§ WORK TO DO
Find each line that has the string "name" and give the total, with nothing else.

## start SUPPLIED DATA

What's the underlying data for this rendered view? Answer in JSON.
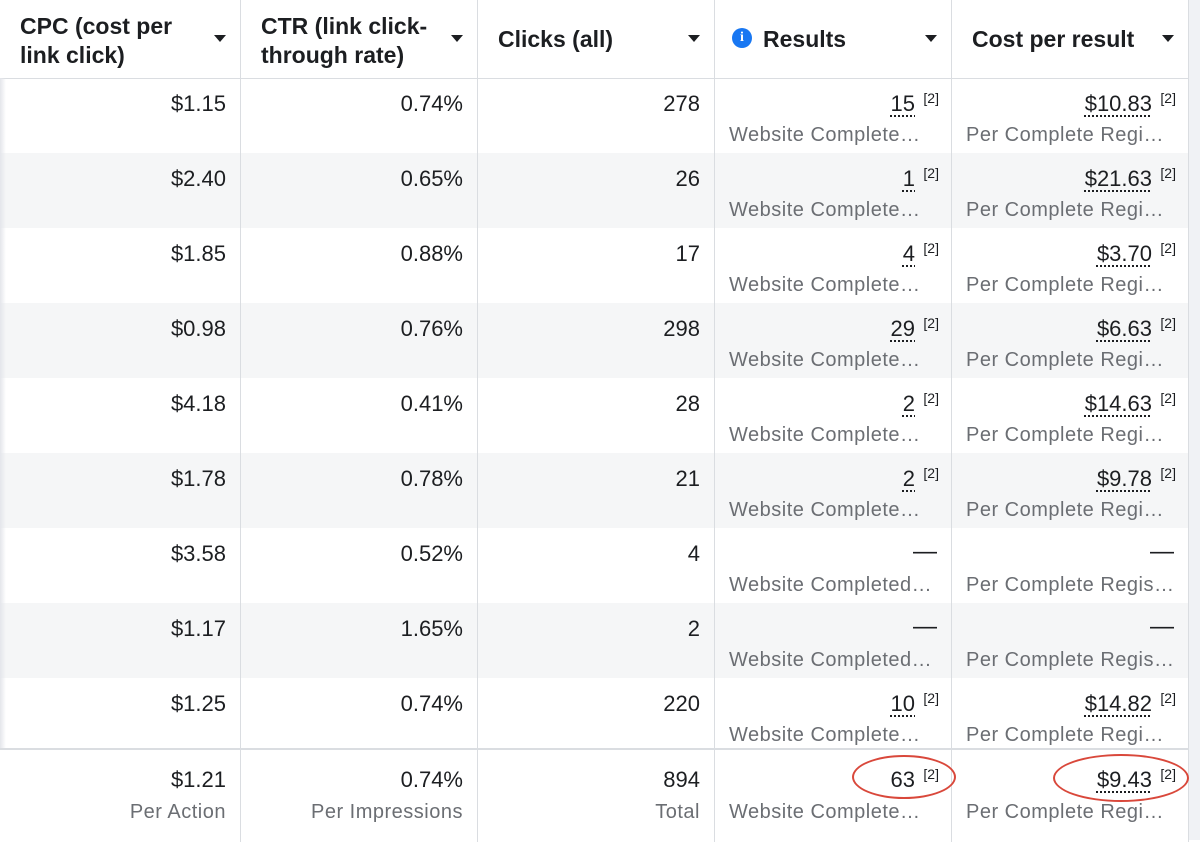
{
  "columns": [
    {
      "label": "CPC (cost per\nlink click)",
      "line1": "CPC (cost per",
      "line2": "link click)"
    },
    {
      "label": "CTR (link click-\nthrough rate)",
      "line1": "CTR (link click-",
      "line2": "through rate)"
    },
    {
      "label": "Clicks (all)"
    },
    {
      "label": "Results"
    },
    {
      "label": "Cost per result"
    }
  ],
  "rows": [
    {
      "cpc": "$1.15",
      "ctr": "0.74%",
      "clicks": "278",
      "results": "15",
      "results_sub": "Website Complete…",
      "cpr": "$10.83",
      "cpr_sub": "Per Complete Regi…"
    },
    {
      "cpc": "$2.40",
      "ctr": "0.65%",
      "clicks": "26",
      "results": "1",
      "results_sub": "Website Complete…",
      "cpr": "$21.63",
      "cpr_sub": "Per Complete Regi…"
    },
    {
      "cpc": "$1.85",
      "ctr": "0.88%",
      "clicks": "17",
      "results": "4",
      "results_sub": "Website Complete…",
      "cpr": "$3.70",
      "cpr_sub": "Per Complete Regi…"
    },
    {
      "cpc": "$0.98",
      "ctr": "0.76%",
      "clicks": "298",
      "results": "29",
      "results_sub": "Website Complete…",
      "cpr": "$6.63",
      "cpr_sub": "Per Complete Regi…"
    },
    {
      "cpc": "$4.18",
      "ctr": "0.41%",
      "clicks": "28",
      "results": "2",
      "results_sub": "Website Complete…",
      "cpr": "$14.63",
      "cpr_sub": "Per Complete Regi…"
    },
    {
      "cpc": "$1.78",
      "ctr": "0.78%",
      "clicks": "21",
      "results": "2",
      "results_sub": "Website Complete…",
      "cpr": "$9.78",
      "cpr_sub": "Per Complete Regi…"
    },
    {
      "cpc": "$3.58",
      "ctr": "0.52%",
      "clicks": "4",
      "results": "—",
      "results_sub": "Website Completed …",
      "cpr": "—",
      "cpr_sub": "Per Complete Registr…"
    },
    {
      "cpc": "$1.17",
      "ctr": "1.65%",
      "clicks": "2",
      "results": "—",
      "results_sub": "Website Completed …",
      "cpr": "—",
      "cpr_sub": "Per Complete Registr…"
    },
    {
      "cpc": "$1.25",
      "ctr": "0.74%",
      "clicks": "220",
      "results": "10",
      "results_sub": "Website Complete…",
      "cpr": "$14.82",
      "cpr_sub": "Per Complete Regi…"
    }
  ],
  "footnote_marker": "[2]",
  "totals": {
    "cpc": "$1.21",
    "cpc_sub": "Per Action",
    "ctr": "0.74%",
    "ctr_sub": "Per Impressions",
    "clicks": "894",
    "clicks_sub": "Total",
    "results": "63",
    "results_sub": "Website Complete…",
    "cpr": "$9.43",
    "cpr_sub": "Per Complete Regi…"
  },
  "colors": {
    "info_icon": "#1877f2",
    "highlight_circle": "#d9483b",
    "alt_row": "#f5f6f7"
  },
  "icons": {
    "info": "info-icon",
    "sort": "caret-down-icon"
  }
}
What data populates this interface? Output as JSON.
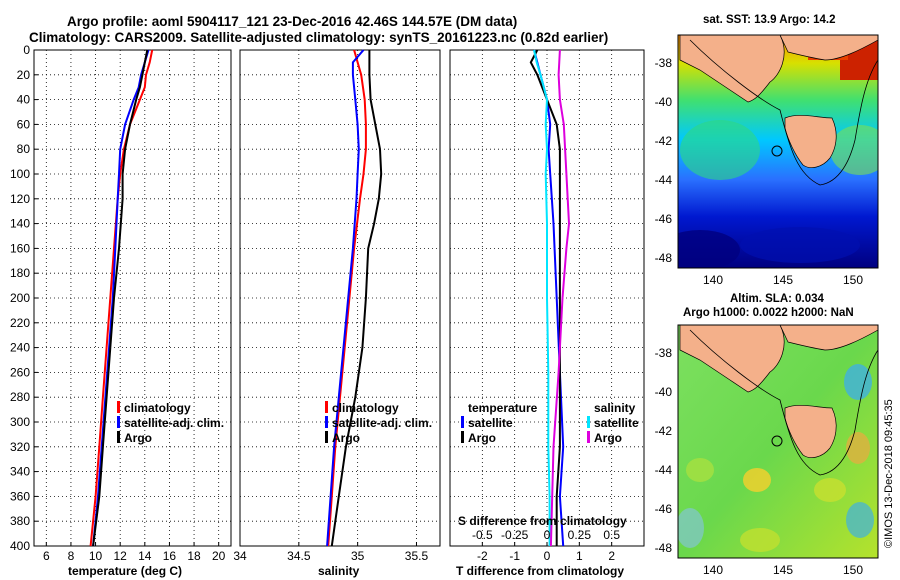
{
  "chart_data": [
    {
      "type": "line",
      "id": "temperature-profile",
      "title": "Argo profile: aoml 5904117_121 23-Dec-2016 42.46S 144.57E (DM data)",
      "subtitle": "Climatology: CARS2009. Satellite-adjusted climatology: synTS_20161223.nc (0.82d earlier)",
      "xlabel": "temperature (deg C)",
      "ylabel": "",
      "xlim": [
        5,
        21
      ],
      "ylim": [
        400,
        0
      ],
      "xticks": [
        "6",
        "8",
        "10",
        "12",
        "14",
        "16",
        "18",
        "20"
      ],
      "yticks": [
        "0",
        "20",
        "40",
        "60",
        "80",
        "100",
        "120",
        "140",
        "160",
        "180",
        "200",
        "220",
        "240",
        "260",
        "280",
        "300",
        "320",
        "340",
        "360",
        "380",
        "400"
      ],
      "grid": true,
      "legend": [
        "climatology",
        "satellite-adj. clim.",
        "Argo"
      ],
      "series": [
        {
          "name": "climatology",
          "color": "#ff0000",
          "depth": [
            0,
            10,
            20,
            30,
            40,
            60,
            80,
            100,
            120,
            160,
            200,
            240,
            280,
            320,
            360,
            400
          ],
          "values": [
            14.6,
            14.4,
            14.1,
            14.0,
            13.6,
            12.8,
            12.3,
            12.0,
            11.8,
            11.5,
            11.2,
            10.9,
            10.6,
            10.3,
            10.0,
            9.6
          ]
        },
        {
          "name": "satellite-adj. clim.",
          "color": "#0000ff",
          "depth": [
            0,
            10,
            20,
            30,
            40,
            60,
            80,
            100,
            120,
            160,
            200,
            240,
            280,
            320,
            360,
            400
          ],
          "values": [
            14.3,
            14.0,
            13.7,
            13.5,
            13.1,
            12.4,
            12.0,
            11.9,
            11.8,
            11.6,
            11.4,
            11.1,
            10.8,
            10.5,
            10.2,
            9.8
          ]
        },
        {
          "name": "Argo",
          "color": "#000000",
          "depth": [
            0,
            10,
            20,
            30,
            40,
            60,
            80,
            100,
            120,
            160,
            200,
            240,
            280,
            320,
            360,
            400
          ],
          "values": [
            14.2,
            14.0,
            13.8,
            13.6,
            13.3,
            12.8,
            12.4,
            12.2,
            12.2,
            11.9,
            11.5,
            11.2,
            10.9,
            10.6,
            10.3,
            9.8
          ]
        }
      ]
    },
    {
      "type": "line",
      "id": "salinity-profile",
      "xlabel": "salinity",
      "xlim": [
        34,
        35.7
      ],
      "ylim": [
        400,
        0
      ],
      "xticks": [
        "34",
        "34.5",
        "35",
        "35.5"
      ],
      "grid": true,
      "legend": [
        "climatology",
        "satellite-adj. clim.",
        "Argo"
      ],
      "series": [
        {
          "name": "climatology",
          "color": "#ff0000",
          "depth": [
            0,
            20,
            40,
            60,
            80,
            100,
            120,
            160,
            200,
            240,
            280,
            320,
            360,
            400
          ],
          "values": [
            34.97,
            35.03,
            35.06,
            35.07,
            35.07,
            35.05,
            35.02,
            34.97,
            34.93,
            34.89,
            34.85,
            34.81,
            34.78,
            34.75
          ]
        },
        {
          "name": "satellite-adj. clim.",
          "color": "#0000ff",
          "depth": [
            0,
            10,
            20,
            40,
            60,
            80,
            100,
            120,
            160,
            200,
            240,
            280,
            320,
            360,
            400
          ],
          "values": [
            35.05,
            34.96,
            34.96,
            34.98,
            35.0,
            35.01,
            35.0,
            34.99,
            34.96,
            34.92,
            34.88,
            34.84,
            34.8,
            34.77,
            34.74
          ]
        },
        {
          "name": "Argo",
          "color": "#000000",
          "depth": [
            0,
            20,
            40,
            60,
            80,
            100,
            120,
            140,
            160,
            200,
            240,
            280,
            320,
            360,
            400
          ],
          "values": [
            35.1,
            35.1,
            35.11,
            35.15,
            35.19,
            35.2,
            35.18,
            35.14,
            35.09,
            35.07,
            35.04,
            34.98,
            34.9,
            34.84,
            34.78
          ]
        }
      ]
    },
    {
      "type": "line",
      "id": "difference-profile",
      "xlabel": "T difference from climatology",
      "top_xlabel": "S difference from climatology",
      "xlim": [
        -3,
        3
      ],
      "ylim": [
        400,
        0
      ],
      "xticks": [
        "-2",
        "-1",
        "0",
        "1",
        "2"
      ],
      "top_xticks": [
        "-0.5",
        "-0.25",
        "0",
        "0.25",
        "0.5"
      ],
      "grid": true,
      "legend_temperature": {
        "title": "temperature",
        "entries": [
          "satellite",
          "Argo"
        ]
      },
      "legend_salinity": {
        "title": "salinity",
        "entries": [
          "satellite",
          "Argo"
        ]
      },
      "series": [
        {
          "name": "temperature satellite",
          "color": "#0000ff",
          "depth": [
            0,
            20,
            40,
            60,
            80,
            100,
            140,
            200,
            260,
            320,
            360,
            400
          ],
          "values": [
            -0.4,
            -0.2,
            0.0,
            0.1,
            0.05,
            0.1,
            0.2,
            0.3,
            0.4,
            0.5,
            0.4,
            0.5
          ]
        },
        {
          "name": "temperature Argo",
          "color": "#000000",
          "depth": [
            0,
            10,
            20,
            40,
            60,
            80,
            100,
            140,
            200,
            260,
            320,
            360,
            400
          ],
          "values": [
            -0.3,
            -0.5,
            -0.3,
            0.0,
            0.3,
            0.4,
            0.4,
            0.4,
            0.4,
            0.4,
            0.4,
            0.3,
            0.3
          ]
        },
        {
          "name": "salinity satellite",
          "color": "#00e5ff",
          "depth": [
            0,
            10,
            20,
            40,
            60,
            80,
            100,
            140,
            200,
            260,
            320,
            360,
            400
          ],
          "values": [
            -0.1,
            -0.08,
            -0.05,
            0.0,
            -0.01,
            0.0,
            -0.01,
            0.0,
            0.0,
            0.01,
            0.01,
            0.02,
            0.02
          ]
        },
        {
          "name": "salinity Argo",
          "color": "#dd00dd",
          "depth": [
            0,
            20,
            40,
            60,
            80,
            100,
            120,
            140,
            160,
            200,
            260,
            320,
            360,
            400
          ],
          "values": [
            0.1,
            0.09,
            0.1,
            0.13,
            0.14,
            0.15,
            0.16,
            0.17,
            0.15,
            0.12,
            0.09,
            0.05,
            0.04,
            0.03
          ]
        }
      ]
    }
  ],
  "maps": {
    "sst": {
      "title": "sat. SST: 13.9 Argo: 14.2",
      "yticks": [
        "-38",
        "-40",
        "-42",
        "-44",
        "-46",
        "-48"
      ],
      "xticks": [
        "140",
        "145",
        "150"
      ]
    },
    "sla": {
      "title_line1": "Altim. SLA: 0.034",
      "title_line2": "Argo h1000: 0.0022 h2000: NaN",
      "yticks": [
        "-38",
        "-40",
        "-42",
        "-44",
        "-46",
        "-48"
      ],
      "xticks": [
        "140",
        "145",
        "150"
      ]
    }
  },
  "credit": "©IMOS 13-Dec-2018 09:45:35"
}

## end SUPPLIED DATA

§ PROBLEM SOLUTION
10